* SHORT EXERCISE *
Return all entries precisely as they stand, without the images.

--- BEGIN ---

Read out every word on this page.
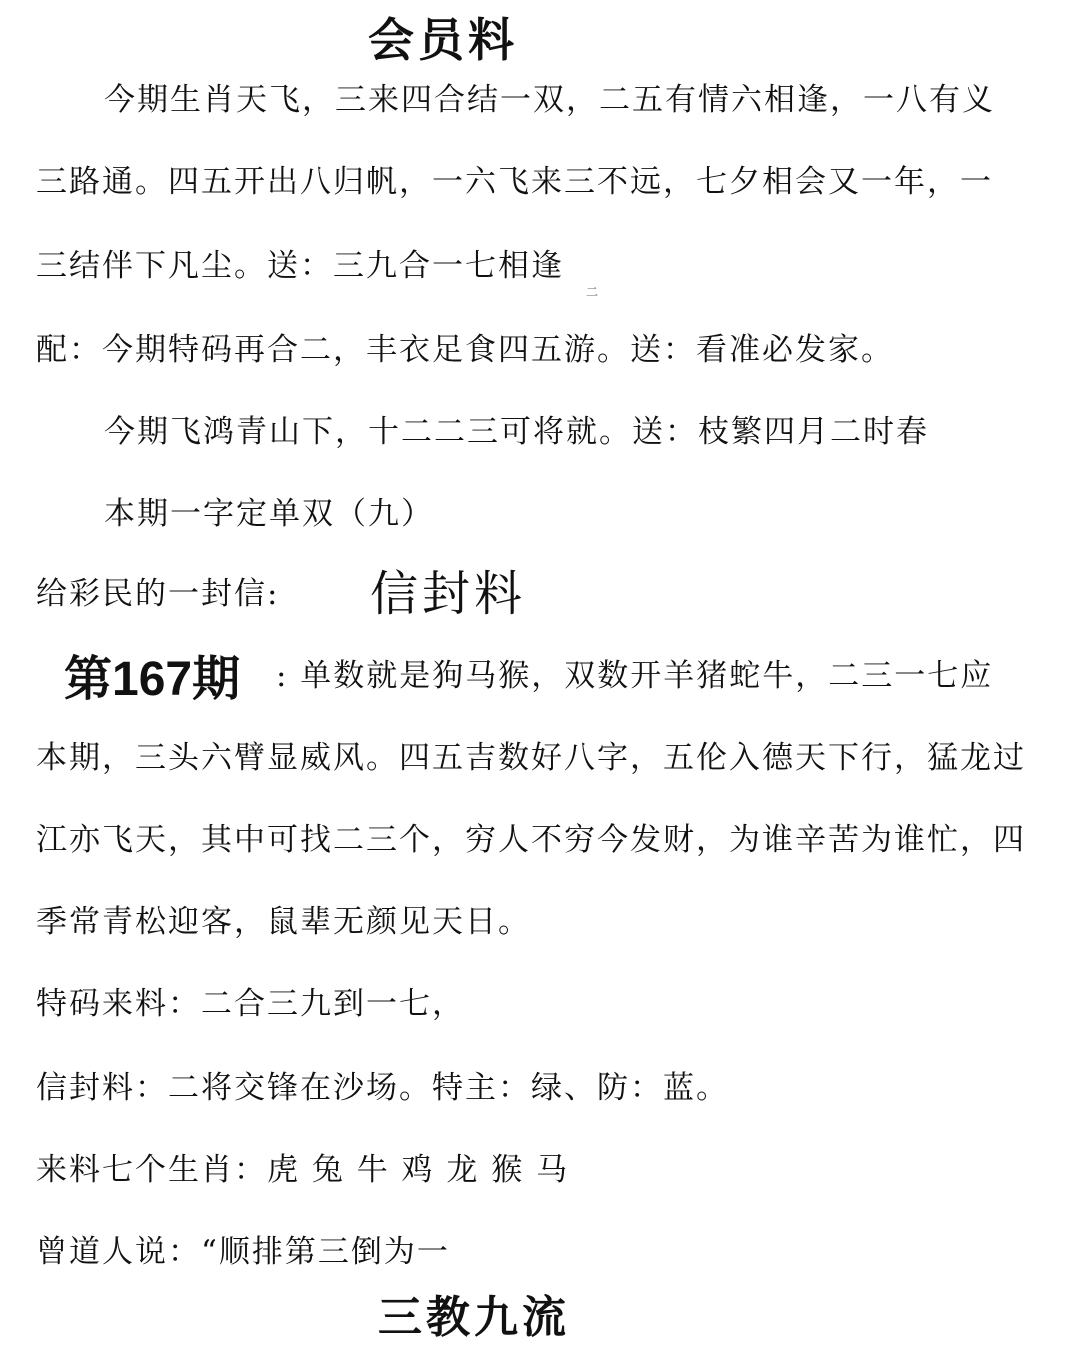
会员料
今期生肖天飞，三来四合结一双，二五有情六相逢，一八有义
三路通。四五开出八归帆，一六飞来三不远，七夕相会又一年，一
三结伴下凡尘。送：三九合一七相逢
二
配：今期特码再合二，丰衣足食四五游。送：看准必发家。
今期飞鸿青山下，十二二三可将就。送：枝繁四月二时春
本期一字定单双（九）
给彩民的一封信: 信封料
第167期 : 单数就是狗马猴，双数开羊猪蛇牛，二三一七应
本期，三头六臂显威风。四五吉数好八字，五伦入德天下行，猛龙过
江亦飞天，其中可找二三个，穷人不穷今发财，为谁辛苦为谁忙，四
季常青松迎客，鼠辈无颜见天日。
特码来料：二合三九到一七，
信封料：二将交锋在沙场。特主：绿、防：蓝。
来料七个生肖：虎 兔 牛 鸡 龙 猴 马
曾道人说：“顺排第三倒为一
三教九流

--- END ---

* ANSWER TO THIS TASK *
Read out every word on this page.
会员料
今期生肖天飞，三来四合结一双，二五有情六相逢，一八有义
三路通。四五开出八归帆，一六飞来三不远，七夕相会又一年，一
三结伴下凡尘。送：三九合一七相逢
二
配：今期特码再合二，丰衣足食四五游。送：看准必发家。
今期飞鸿青山下，十二二三可将就。送：枝繁四月二时春
本期一字定单双（九）
给彩民的一封信: 信封料
第167期 : 单数就是狗马猴，双数开羊猪蛇牛，二三一七应
本期，三头六臂显威风。四五吉数好八字，五伦入德天下行，猛龙过
江亦飞天，其中可找二三个，穷人不穷今发财，为谁辛苦为谁忙，四
季常青松迎客，鼠辈无颜见天日。
特码来料：二合三九到一七，
信封料：二将交锋在沙场。特主：绿、防：蓝。
来料七个生肖：虎 兔 牛 鸡 龙 猴 马
曾道人说：“顺排第三倒为一
三教九流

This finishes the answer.